Instructions for the task
Below are some entries. Output each one exactly as it appears.

==================================================

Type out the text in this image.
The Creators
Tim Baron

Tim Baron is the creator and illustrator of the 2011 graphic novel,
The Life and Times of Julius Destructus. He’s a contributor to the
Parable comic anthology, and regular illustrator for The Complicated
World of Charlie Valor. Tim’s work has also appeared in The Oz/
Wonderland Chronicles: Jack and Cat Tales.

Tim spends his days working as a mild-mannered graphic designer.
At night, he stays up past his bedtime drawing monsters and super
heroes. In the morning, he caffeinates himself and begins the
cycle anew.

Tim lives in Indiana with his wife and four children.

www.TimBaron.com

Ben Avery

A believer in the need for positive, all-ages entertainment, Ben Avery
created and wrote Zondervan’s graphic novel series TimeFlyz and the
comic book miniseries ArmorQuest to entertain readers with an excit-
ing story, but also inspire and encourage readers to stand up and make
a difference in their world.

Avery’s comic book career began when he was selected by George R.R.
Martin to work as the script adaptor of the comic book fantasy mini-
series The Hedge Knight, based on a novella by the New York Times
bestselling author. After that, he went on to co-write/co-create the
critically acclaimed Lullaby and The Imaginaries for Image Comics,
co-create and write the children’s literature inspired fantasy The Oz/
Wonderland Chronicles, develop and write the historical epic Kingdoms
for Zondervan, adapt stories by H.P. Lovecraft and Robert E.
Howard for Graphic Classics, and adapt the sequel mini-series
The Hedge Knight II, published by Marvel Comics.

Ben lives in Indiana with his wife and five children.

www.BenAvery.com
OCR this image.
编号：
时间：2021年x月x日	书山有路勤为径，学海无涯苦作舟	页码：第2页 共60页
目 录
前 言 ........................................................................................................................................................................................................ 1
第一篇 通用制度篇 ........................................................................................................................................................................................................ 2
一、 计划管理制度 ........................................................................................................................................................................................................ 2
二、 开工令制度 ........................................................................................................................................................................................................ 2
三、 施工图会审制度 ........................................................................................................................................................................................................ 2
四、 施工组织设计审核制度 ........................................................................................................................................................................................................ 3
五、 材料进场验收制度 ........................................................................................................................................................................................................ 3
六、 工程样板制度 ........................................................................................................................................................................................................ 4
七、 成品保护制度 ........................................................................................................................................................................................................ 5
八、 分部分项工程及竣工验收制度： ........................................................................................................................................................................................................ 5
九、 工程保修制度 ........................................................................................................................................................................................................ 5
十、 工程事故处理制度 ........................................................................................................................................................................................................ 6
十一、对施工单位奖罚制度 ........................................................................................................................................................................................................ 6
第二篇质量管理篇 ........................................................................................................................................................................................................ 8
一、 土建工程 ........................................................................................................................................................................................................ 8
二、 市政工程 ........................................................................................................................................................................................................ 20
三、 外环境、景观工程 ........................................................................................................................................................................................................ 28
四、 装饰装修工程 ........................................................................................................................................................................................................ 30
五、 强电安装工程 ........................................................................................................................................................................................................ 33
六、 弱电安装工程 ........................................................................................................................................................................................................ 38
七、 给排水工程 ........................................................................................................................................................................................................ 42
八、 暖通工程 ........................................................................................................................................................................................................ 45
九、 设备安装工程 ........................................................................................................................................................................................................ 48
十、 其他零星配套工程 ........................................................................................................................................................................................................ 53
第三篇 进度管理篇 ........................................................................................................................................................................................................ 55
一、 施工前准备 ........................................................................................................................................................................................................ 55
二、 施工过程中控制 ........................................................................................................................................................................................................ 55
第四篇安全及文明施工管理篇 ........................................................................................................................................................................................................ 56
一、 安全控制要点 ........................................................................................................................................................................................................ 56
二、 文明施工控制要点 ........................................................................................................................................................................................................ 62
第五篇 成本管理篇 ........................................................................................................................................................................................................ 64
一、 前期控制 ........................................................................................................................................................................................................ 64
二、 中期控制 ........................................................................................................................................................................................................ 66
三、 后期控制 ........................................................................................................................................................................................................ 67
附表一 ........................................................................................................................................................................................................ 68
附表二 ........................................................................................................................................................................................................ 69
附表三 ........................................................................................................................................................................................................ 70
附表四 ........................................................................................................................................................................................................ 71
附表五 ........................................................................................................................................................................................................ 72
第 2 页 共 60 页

==================================================

Answer for this exercise
Type out the text in this image.
The Creators
Tim Baron

Tim Baron is the creator and illustrator of the 2011 graphic novel,
The Life and Times of Julius Destructus. He’s a contributor to the
Parable comic anthology, and regular illustrator for The Complicated
World of Charlie Valor. Tim’s work has also appeared in The Oz/
Wonderland Chronicles: Jack and Cat Tales.

Tim spends his days working as a mild-mannered graphic designer.
At night, he stays up past his bedtime drawing monsters and super
heroes. In the morning, he caffeinates himself and begins the
cycle anew.

Tim lives in Indiana with his wife and four children.

www.TimBaron.com

Ben Avery

A believer in the need for positive, all-ages entertainment, Ben Avery
created and wrote Zondervan’s graphic novel series TimeFlyz and the
comic book miniseries ArmorQuest to entertain readers with an excit-
ing story, but also inspire and encourage readers to stand up and make
a difference in their world.

Avery’s comic book career began when he was selected by George R.R.
Martin to work as the script adaptor of the comic book fantasy mini-
series The Hedge Knight, based on a novella by the New York Times
bestselling author. After that, he went on to co-write/co-create the
critically acclaimed Lullaby and The Imaginaries for Image Comics,
co-create and write the children’s literature inspired fantasy The Oz/
Wonderland Chronicles, develop and write the historical epic Kingdoms
for Zondervan, adapt stories by H.P. Lovecraft and Robert E.
Howard for Graphic Classics, and adapt the sequel mini-series
The Hedge Knight II, published by Marvel Comics.

Ben lives in Indiana with his wife and five children.

www.BenAvery.com
OCR this image.
编号：
时间：2021年x月x日	书山有路勤为径，学海无涯苦作舟	页码：第2页 共60页
目 录
前 言 ........................................................................................................................................................................................................ 1
第一篇 通用制度篇 ........................................................................................................................................................................................................ 2
一、 计划管理制度 ........................................................................................................................................................................................................ 2
二、 开工令制度 ........................................................................................................................................................................................................ 2
三、 施工图会审制度 ........................................................................................................................................................................................................ 2
四、 施工组织设计审核制度 ........................................................................................................................................................................................................ 3
五、 材料进场验收制度 ........................................................................................................................................................................................................ 3
六、 工程样板制度 ........................................................................................................................................................................................................ 4
七、 成品保护制度 ........................................................................................................................................................................................................ 5
八、 分部分项工程及竣工验收制度： ........................................................................................................................................................................................................ 5
九、 工程保修制度 ........................................................................................................................................................................................................ 5
十、 工程事故处理制度 ........................................................................................................................................................................................................ 6
十一、对施工单位奖罚制度 ........................................................................................................................................................................................................ 6
第二篇质量管理篇 ........................................................................................................................................................................................................ 8
一、 土建工程 ........................................................................................................................................................................................................ 8
二、 市政工程 ........................................................................................................................................................................................................ 20
三、 外环境、景观工程 ........................................................................................................................................................................................................ 28
四、 装饰装修工程 ........................................................................................................................................................................................................ 30
五、 强电安装工程 ........................................................................................................................................................................................................ 33
六、 弱电安装工程 ........................................................................................................................................................................................................ 38
七、 给排水工程 ........................................................................................................................................................................................................ 42
八、 暖通工程 ........................................................................................................................................................................................................ 45
九、 设备安装工程 ........................................................................................................................................................................................................ 48
十、 其他零星配套工程 ........................................................................................................................................................................................................ 53
第三篇 进度管理篇 ........................................................................................................................................................................................................ 55
一、 施工前准备 ........................................................................................................................................................................................................ 55
二、 施工过程中控制 ........................................................................................................................................................................................................ 55
第四篇安全及文明施工管理篇 ........................................................................................................................................................................................................ 56
一、 安全控制要点 ........................................................................................................................................................................................................ 56
二、 文明施工控制要点 ........................................................................................................................................................................................................ 62
第五篇 成本管理篇 ........................................................................................................................................................................................................ 64
一、 前期控制 ........................................................................................................................................................................................................ 64
二、 中期控制 ........................................................................................................................................................................................................ 66
三、 后期控制 ........................................................................................................................................................................................................ 67
附表一 ........................................................................................................................................................................................................ 68
附表二 ........................................................................................................................................................................................................ 69
附表三 ........................................................................................................................................................................................................ 70
附表四 ........................................................................................................................................................................................................ 71
附表五 ........................................................................................................................................................................................................ 72
第 2 页 共 60 页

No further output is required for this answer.